» **WHAT NEEDS TO BE DONE**: Only the pictures are to be left out, and the rest of the entries should be reproduced exactly.

RECORDS SUPPLIED: Begin

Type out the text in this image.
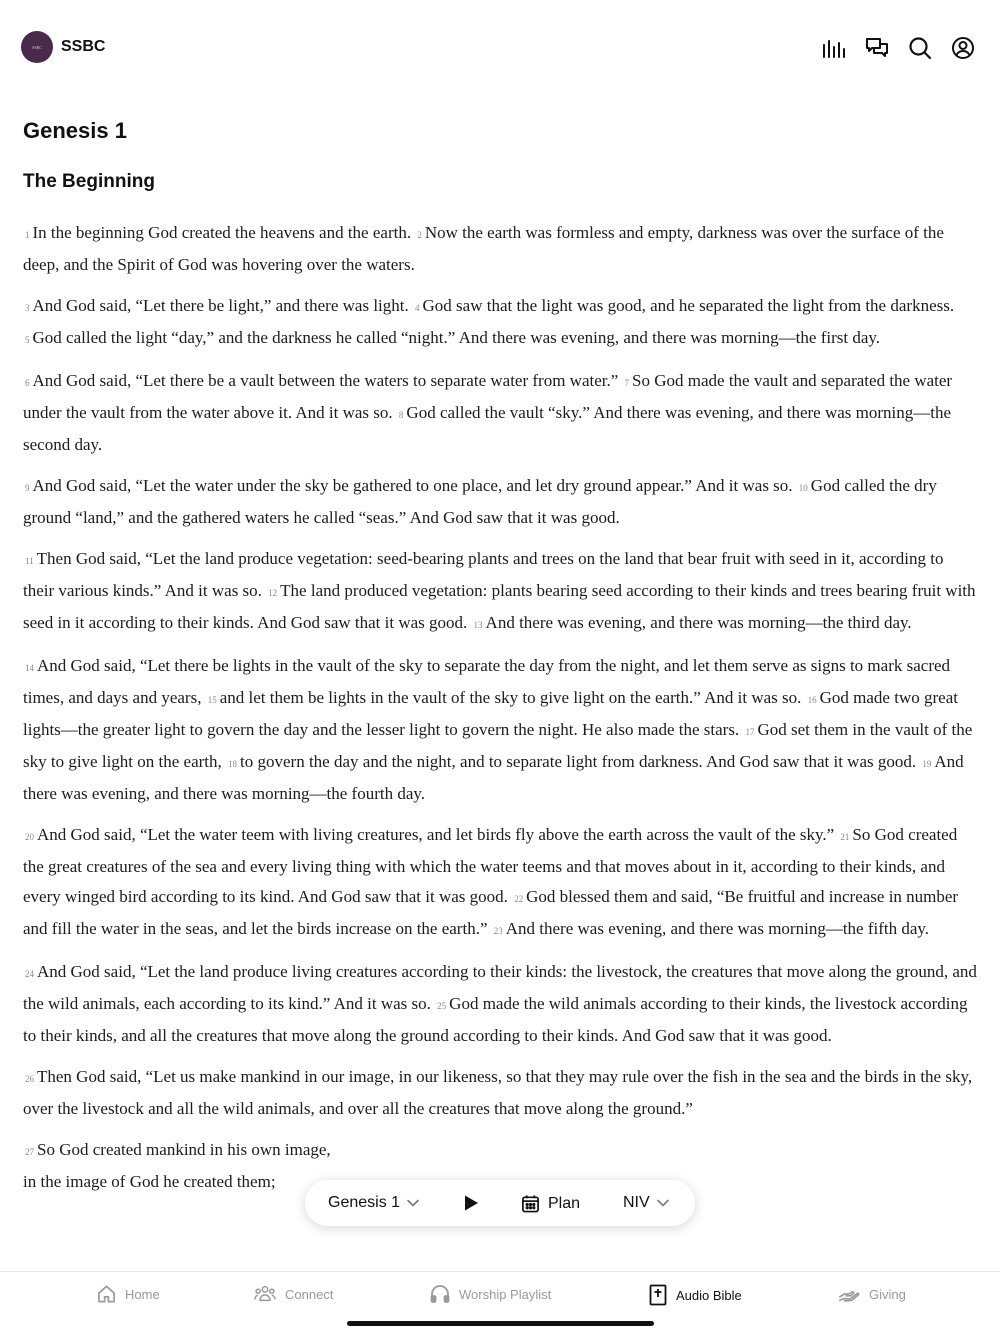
SSBC SSBC
Genesis 1
The Beginning

1 In the beginning God created the heavens and the earth. 2 Now the earth was formless and empty, darkness was over the surface of the deep, and the Spirit of God was hovering over the waters.

3 And God said, “Let there be light,” and there was light. 4 God saw that the light was good, and he separated the light from the darkness. 5 God called the light “day,” and the darkness he called “night.” And there was evening, and there was morning—the first day.

6 And God said, “Let there be a vault between the waters to separate water from water.” 7 So God made the vault and separated the water under the vault from the water above it. And it was so. 8 God called the vault “sky.” And there was evening, and there was morning—the second day.

9 And God said, “Let the water under the sky be gathered to one place, and let dry ground appear.” And it was so. 10 God called the dry ground “land,” and the gathered waters he called “seas.” And God saw that it was good.

11 Then God said, “Let the land produce vegetation: seed-bearing plants and trees on the land that bear fruit with seed in it, according to their various kinds.” And it was so. 12 The land produced vegetation: plants bearing seed according to their kinds and trees bearing fruit with seed in it according to their kinds. And God saw that it was good. 13 And there was evening, and there was morning—the third day.

14 And God said, “Let there be lights in the vault of the sky to separate the day from the night, and let them serve as signs to mark sacred times, and days and years, 15 and let them be lights in the vault of the sky to give light on the earth.” And it was so. 16 God made two great lights—the greater light to govern the day and the lesser light to govern the night. He also made the stars. 17 God set them in the vault of the sky to give light on the earth, 18 to govern the day and the night, and to separate light from darkness. And God saw that it was good. 19 And there was evening, and there was morning—the fourth day.

20 And God said, “Let the water teem with living creatures, and let birds fly above the earth across the vault of the sky.” 21 So God created the great creatures of the sea and every living thing with which the water teems and that moves about in it, according to their kinds, and every winged bird according to its kind. And God saw that it was good. 22 God blessed them and said, “Be fruitful and increase in number and fill the water in the seas, and let the birds increase on the earth.” 23 And there was evening, and there was morning—the fifth day.

24 And God said, “Let the land produce living creatures according to their kinds: the livestock, the creatures that move along the ground, and the wild animals, each according to its kind.” And it was so. 25 God made the wild animals according to their kinds, the livestock according to their kinds, and all the creatures that move along the ground according to their kinds. And God saw that it was good.

26 Then God said, “Let us make mankind in our image, in our likeness, so that they may rule over the fish in the sea and the birds in the sky, over the livestock and all the wild animals, and over all the creatures that move along the ground.”

27 So God created mankind in his own image,
in the image of God he created them;
Genesis 1	Plan	NIV
Home	Connect	Worship Playlist	Audio Bible	Giving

RECORDS SUPPLIED: End

» **ANSWER TO THIS TASK**:
Type out the text in this image.
SSBC SSBC
Genesis 1
The Beginning

1 In the beginning God created the heavens and the earth. 2 Now the earth was formless and empty, darkness was over the surface of the deep, and the Spirit of God was hovering over the waters.

3 And God said, “Let there be light,” and there was light. 4 God saw that the light was good, and he separated the light from the darkness. 5 God called the light “day,” and the darkness he called “night.” And there was evening, and there was morning—the first day.

6 And God said, “Let there be a vault between the waters to separate water from water.” 7 So God made the vault and separated the water under the vault from the water above it. And it was so. 8 God called the vault “sky.” And there was evening, and there was morning—the second day.

9 And God said, “Let the water under the sky be gathered to one place, and let dry ground appear.” And it was so. 10 God called the dry ground “land,” and the gathered waters he called “seas.” And God saw that it was good.

11 Then God said, “Let the land produce vegetation: seed-bearing plants and trees on the land that bear fruit with seed in it, according to their various kinds.” And it was so. 12 The land produced vegetation: plants bearing seed according to their kinds and trees bearing fruit with seed in it according to their kinds. And God saw that it was good. 13 And there was evening, and there was morning—the third day.

14 And God said, “Let there be lights in the vault of the sky to separate the day from the night, and let them serve as signs to mark sacred times, and days and years, 15 and let them be lights in the vault of the sky to give light on the earth.” And it was so. 16 God made two great lights—the greater light to govern the day and the lesser light to govern the night. He also made the stars. 17 God set them in the vault of the sky to give light on the earth, 18 to govern the day and the night, and to separate light from darkness. And God saw that it was good. 19 And there was evening, and there was morning—the fourth day.

20 And God said, “Let the water teem with living creatures, and let birds fly above the earth across the vault of the sky.” 21 So God created the great creatures of the sea and every living thing with which the water teems and that moves about in it, according to their kinds, and every winged bird according to its kind. And God saw that it was good. 22 God blessed them and said, “Be fruitful and increase in number and fill the water in the seas, and let the birds increase on the earth.” 23 And there was evening, and there was morning—the fifth day.

24 And God said, “Let the land produce living creatures according to their kinds: the livestock, the creatures that move along the ground, and the wild animals, each according to its kind.” And it was so. 25 God made the wild animals according to their kinds, the livestock according to their kinds, and all the creatures that move along the ground according to their kinds. And God saw that it was good.

26 Then God said, “Let us make mankind in our image, in our likeness, so that they may rule over the fish in the sea and the birds in the sky, over the livestock and all the wild animals, and over all the creatures that move along the ground.”

27 So God created mankind in his own image,
in the image of God he created them;
Genesis 1	Plan	NIV
Home	Connect	Worship Playlist	Audio Bible	Giving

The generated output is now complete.